◆ Aim of the exercise:
Substitute "dropdown-menu-icon" for "red-triangle-menu-icon" throughout the lines from the line with "636, 271, 642]" up to and including the line with "133, 347, 139]", and output only those lines with nothing else altered.

[Region annotation records]
━━━━━━
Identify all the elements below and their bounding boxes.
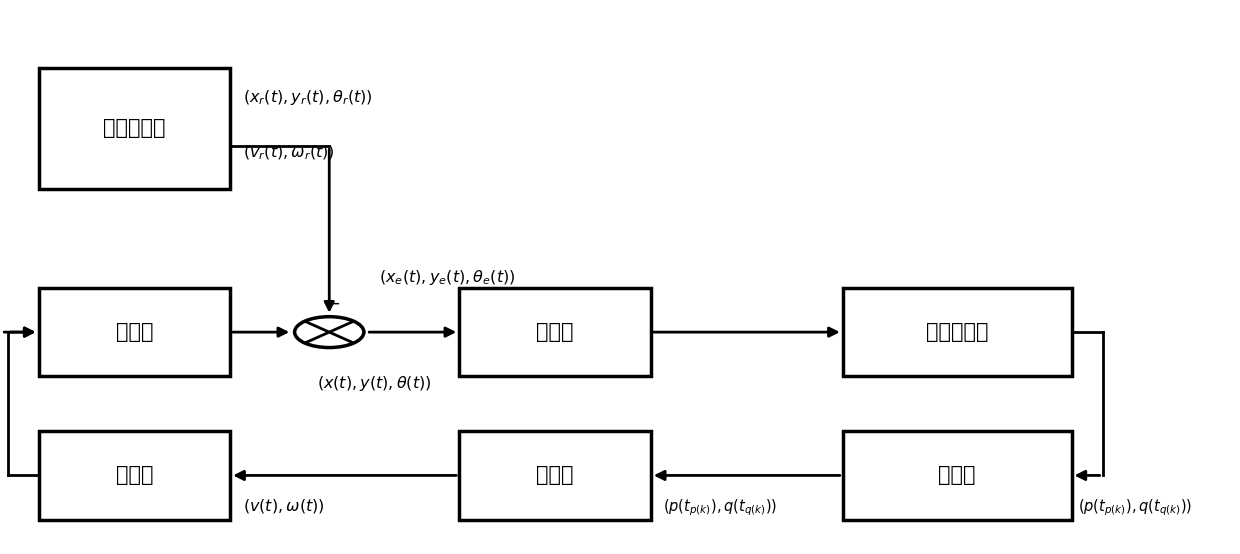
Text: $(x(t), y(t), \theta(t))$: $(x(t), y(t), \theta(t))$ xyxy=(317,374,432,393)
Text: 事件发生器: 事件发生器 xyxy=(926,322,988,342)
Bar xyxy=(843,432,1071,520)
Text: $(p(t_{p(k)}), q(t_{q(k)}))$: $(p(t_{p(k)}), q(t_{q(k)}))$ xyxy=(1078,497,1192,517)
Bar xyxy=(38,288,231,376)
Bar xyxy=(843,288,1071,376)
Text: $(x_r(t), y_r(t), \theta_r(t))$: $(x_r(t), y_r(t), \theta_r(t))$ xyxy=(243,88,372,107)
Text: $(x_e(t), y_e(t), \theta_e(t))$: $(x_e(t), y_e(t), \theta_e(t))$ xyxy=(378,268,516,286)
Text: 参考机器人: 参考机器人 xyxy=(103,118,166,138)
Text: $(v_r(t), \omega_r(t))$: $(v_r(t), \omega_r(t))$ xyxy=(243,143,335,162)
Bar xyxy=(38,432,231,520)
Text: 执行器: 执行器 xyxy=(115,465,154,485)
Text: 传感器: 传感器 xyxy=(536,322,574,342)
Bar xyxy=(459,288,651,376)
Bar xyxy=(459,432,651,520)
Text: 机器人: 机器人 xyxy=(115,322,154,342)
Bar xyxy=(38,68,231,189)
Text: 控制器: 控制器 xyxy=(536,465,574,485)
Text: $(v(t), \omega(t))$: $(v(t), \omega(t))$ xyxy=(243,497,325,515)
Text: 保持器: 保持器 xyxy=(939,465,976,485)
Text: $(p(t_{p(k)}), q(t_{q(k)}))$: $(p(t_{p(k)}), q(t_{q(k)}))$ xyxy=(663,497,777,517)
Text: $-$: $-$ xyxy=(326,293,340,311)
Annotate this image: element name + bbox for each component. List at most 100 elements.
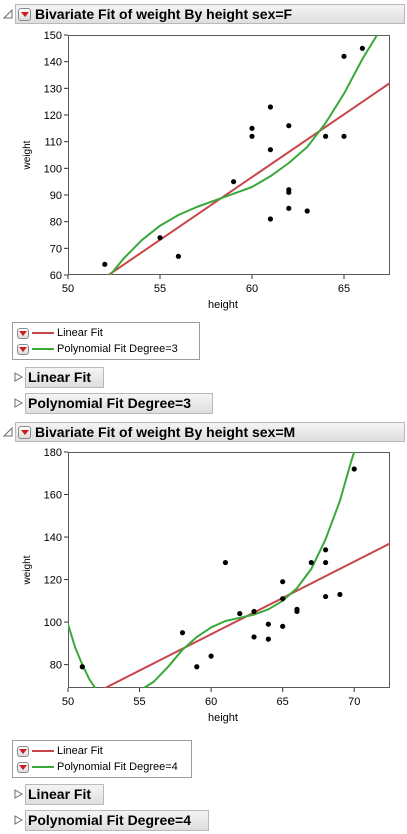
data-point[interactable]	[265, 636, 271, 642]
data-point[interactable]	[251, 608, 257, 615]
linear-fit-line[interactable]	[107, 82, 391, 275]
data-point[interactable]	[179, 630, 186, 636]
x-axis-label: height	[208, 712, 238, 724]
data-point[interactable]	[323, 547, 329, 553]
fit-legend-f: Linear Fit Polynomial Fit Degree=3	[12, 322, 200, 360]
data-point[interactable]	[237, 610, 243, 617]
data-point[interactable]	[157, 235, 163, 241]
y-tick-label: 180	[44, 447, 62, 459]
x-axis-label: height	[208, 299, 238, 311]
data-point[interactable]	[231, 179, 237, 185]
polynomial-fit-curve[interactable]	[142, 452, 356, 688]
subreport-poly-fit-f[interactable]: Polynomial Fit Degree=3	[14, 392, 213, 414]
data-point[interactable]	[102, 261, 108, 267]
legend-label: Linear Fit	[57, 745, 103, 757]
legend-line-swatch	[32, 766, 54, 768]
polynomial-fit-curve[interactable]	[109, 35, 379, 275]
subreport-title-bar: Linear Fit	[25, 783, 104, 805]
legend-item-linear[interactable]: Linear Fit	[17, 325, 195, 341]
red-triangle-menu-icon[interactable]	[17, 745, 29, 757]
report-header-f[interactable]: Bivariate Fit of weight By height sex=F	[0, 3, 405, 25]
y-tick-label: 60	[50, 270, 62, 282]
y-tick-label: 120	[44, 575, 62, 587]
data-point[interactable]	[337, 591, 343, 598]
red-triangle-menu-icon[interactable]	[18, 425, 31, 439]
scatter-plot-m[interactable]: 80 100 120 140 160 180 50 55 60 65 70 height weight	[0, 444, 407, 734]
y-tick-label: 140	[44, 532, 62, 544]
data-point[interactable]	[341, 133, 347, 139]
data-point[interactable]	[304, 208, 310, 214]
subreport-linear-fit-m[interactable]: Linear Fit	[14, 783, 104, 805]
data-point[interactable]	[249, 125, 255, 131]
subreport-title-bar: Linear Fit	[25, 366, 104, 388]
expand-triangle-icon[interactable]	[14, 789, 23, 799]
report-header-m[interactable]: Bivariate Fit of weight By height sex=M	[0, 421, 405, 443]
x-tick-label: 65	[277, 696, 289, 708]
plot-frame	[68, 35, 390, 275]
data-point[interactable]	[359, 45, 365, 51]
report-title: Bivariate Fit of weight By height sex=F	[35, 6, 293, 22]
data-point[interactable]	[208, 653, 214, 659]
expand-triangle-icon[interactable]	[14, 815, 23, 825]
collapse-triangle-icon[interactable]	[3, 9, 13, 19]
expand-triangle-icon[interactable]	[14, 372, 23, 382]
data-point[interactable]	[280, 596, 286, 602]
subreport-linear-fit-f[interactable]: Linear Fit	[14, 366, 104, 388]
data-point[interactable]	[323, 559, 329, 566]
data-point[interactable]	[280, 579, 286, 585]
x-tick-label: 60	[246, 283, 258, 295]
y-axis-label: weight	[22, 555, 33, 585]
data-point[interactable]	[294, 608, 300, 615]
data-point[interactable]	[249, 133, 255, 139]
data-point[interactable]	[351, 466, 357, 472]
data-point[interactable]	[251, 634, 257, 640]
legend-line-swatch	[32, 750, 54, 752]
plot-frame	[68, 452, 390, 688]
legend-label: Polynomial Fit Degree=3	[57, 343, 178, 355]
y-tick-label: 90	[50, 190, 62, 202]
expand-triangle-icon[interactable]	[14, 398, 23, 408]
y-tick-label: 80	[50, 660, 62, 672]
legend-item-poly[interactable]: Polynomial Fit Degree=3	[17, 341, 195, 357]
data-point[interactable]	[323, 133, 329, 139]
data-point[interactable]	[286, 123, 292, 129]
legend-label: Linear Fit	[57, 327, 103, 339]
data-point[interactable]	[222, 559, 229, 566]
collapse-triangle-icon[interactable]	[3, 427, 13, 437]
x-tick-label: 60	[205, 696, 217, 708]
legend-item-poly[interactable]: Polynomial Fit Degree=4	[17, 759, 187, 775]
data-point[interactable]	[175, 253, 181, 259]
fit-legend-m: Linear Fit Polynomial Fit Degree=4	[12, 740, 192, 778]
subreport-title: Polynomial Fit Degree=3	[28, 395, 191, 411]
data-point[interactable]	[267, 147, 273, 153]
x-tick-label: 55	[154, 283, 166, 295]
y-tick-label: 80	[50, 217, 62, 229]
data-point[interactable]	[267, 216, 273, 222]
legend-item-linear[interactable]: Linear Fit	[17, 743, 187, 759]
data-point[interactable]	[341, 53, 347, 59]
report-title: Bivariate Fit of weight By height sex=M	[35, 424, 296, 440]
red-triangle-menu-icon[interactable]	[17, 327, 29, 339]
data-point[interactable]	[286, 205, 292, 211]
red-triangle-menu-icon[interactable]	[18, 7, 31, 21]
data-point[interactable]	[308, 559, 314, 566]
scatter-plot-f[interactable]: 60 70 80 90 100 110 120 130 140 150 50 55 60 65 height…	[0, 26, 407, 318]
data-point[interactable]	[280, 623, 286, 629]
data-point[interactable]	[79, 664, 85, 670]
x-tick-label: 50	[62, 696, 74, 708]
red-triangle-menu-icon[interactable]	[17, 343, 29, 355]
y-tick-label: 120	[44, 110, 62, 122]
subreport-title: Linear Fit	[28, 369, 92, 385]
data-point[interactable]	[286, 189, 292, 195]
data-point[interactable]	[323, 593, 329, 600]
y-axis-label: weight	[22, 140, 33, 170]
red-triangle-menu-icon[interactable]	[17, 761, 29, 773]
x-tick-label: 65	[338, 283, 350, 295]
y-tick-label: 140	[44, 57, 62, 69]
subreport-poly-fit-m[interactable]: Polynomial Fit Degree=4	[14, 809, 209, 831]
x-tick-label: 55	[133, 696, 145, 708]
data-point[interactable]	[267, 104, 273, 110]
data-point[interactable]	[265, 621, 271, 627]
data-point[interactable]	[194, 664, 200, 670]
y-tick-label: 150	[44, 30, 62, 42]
━━━━━━
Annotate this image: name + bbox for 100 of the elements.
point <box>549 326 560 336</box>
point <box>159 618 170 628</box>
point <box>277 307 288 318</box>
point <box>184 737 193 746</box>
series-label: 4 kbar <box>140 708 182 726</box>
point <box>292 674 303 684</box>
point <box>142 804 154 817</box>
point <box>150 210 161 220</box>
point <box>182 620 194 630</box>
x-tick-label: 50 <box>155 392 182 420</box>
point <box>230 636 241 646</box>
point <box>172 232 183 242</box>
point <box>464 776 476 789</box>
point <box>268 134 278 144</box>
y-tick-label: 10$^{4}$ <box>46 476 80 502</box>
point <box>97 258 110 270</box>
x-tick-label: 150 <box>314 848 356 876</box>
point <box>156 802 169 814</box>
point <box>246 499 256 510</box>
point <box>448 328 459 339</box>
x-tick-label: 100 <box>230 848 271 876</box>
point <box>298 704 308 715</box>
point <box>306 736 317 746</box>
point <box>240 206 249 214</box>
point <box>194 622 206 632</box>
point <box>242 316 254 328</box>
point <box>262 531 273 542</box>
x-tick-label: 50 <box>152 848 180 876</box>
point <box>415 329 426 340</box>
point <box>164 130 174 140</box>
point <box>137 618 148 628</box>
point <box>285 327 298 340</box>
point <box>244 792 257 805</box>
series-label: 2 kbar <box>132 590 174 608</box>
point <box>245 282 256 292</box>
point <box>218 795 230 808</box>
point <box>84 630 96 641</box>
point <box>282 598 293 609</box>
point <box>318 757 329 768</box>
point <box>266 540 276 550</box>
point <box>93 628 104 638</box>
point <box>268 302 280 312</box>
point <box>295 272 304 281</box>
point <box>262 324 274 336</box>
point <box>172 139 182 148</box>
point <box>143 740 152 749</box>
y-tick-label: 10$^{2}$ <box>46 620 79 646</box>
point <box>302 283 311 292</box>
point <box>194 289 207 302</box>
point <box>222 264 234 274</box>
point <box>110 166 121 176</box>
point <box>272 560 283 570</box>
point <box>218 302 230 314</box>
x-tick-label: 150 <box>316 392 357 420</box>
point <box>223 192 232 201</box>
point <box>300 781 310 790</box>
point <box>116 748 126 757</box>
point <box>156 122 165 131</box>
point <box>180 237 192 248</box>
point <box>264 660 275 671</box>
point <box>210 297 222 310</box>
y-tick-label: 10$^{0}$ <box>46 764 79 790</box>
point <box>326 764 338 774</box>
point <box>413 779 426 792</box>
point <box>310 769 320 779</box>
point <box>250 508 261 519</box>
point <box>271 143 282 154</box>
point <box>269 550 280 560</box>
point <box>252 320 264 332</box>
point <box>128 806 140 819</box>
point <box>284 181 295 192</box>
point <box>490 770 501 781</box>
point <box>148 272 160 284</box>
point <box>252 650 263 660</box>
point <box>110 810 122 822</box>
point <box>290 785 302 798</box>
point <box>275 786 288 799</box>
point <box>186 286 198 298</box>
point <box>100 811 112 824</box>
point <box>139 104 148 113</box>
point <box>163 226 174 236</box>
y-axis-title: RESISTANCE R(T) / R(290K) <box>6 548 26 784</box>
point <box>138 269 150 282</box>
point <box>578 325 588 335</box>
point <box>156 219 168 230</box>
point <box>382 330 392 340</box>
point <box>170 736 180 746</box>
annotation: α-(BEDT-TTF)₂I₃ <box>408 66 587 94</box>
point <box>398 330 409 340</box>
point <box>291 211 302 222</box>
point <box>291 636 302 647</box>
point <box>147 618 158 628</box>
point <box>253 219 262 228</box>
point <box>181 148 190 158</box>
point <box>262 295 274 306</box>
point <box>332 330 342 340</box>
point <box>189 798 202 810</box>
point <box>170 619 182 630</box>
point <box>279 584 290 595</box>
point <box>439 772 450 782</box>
━━━━━━
◆ Exercise solution:
data-point[interactable]	[265, 636, 271, 642]
data-point[interactable]	[251, 608, 257, 615]
linear-fit-line[interactable]	[107, 82, 391, 275]
data-point[interactable]	[179, 630, 186, 636]
x-axis-label: height	[208, 712, 238, 724]
data-point[interactable]	[323, 547, 329, 553]
fit-legend-f: Linear Fit Polynomial Fit Degree=3	[12, 322, 200, 360]
data-point[interactable]	[237, 610, 243, 617]
data-point[interactable]	[157, 235, 163, 241]
y-tick-label: 180	[44, 447, 62, 459]
x-axis-label: height	[208, 299, 238, 311]
data-point[interactable]	[231, 179, 237, 185]
polynomial-fit-curve[interactable]	[142, 452, 356, 688]
subreport-poly-fit-f[interactable]: Polynomial Fit Degree=3	[14, 392, 213, 414]
data-point[interactable]	[102, 261, 108, 267]
legend-label: Linear Fit	[57, 745, 103, 757]
legend-line-swatch	[32, 766, 54, 768]
polynomial-fit-curve[interactable]	[109, 35, 379, 275]
subreport-title-bar: Linear Fit	[25, 783, 104, 805]
legend-item-linear[interactable]: Linear Fit	[17, 325, 195, 341]
dropdown-menu-icon[interactable]	[17, 745, 29, 757]
report-header-f[interactable]: Bivariate Fit of weight By height sex=F	[0, 3, 405, 25]
y-tick-label: 60	[50, 270, 62, 282]
y-tick-label: 120	[44, 575, 62, 587]
data-point[interactable]	[337, 591, 343, 598]
dropdown-menu-icon[interactable]	[18, 425, 31, 439]
scatter-plot-m[interactable]: 80 100 120 140 160 180 50 55 60 65 70 height weight	[0, 444, 407, 734]
y-tick-label: 140	[44, 532, 62, 544]
data-point[interactable]	[341, 133, 347, 139]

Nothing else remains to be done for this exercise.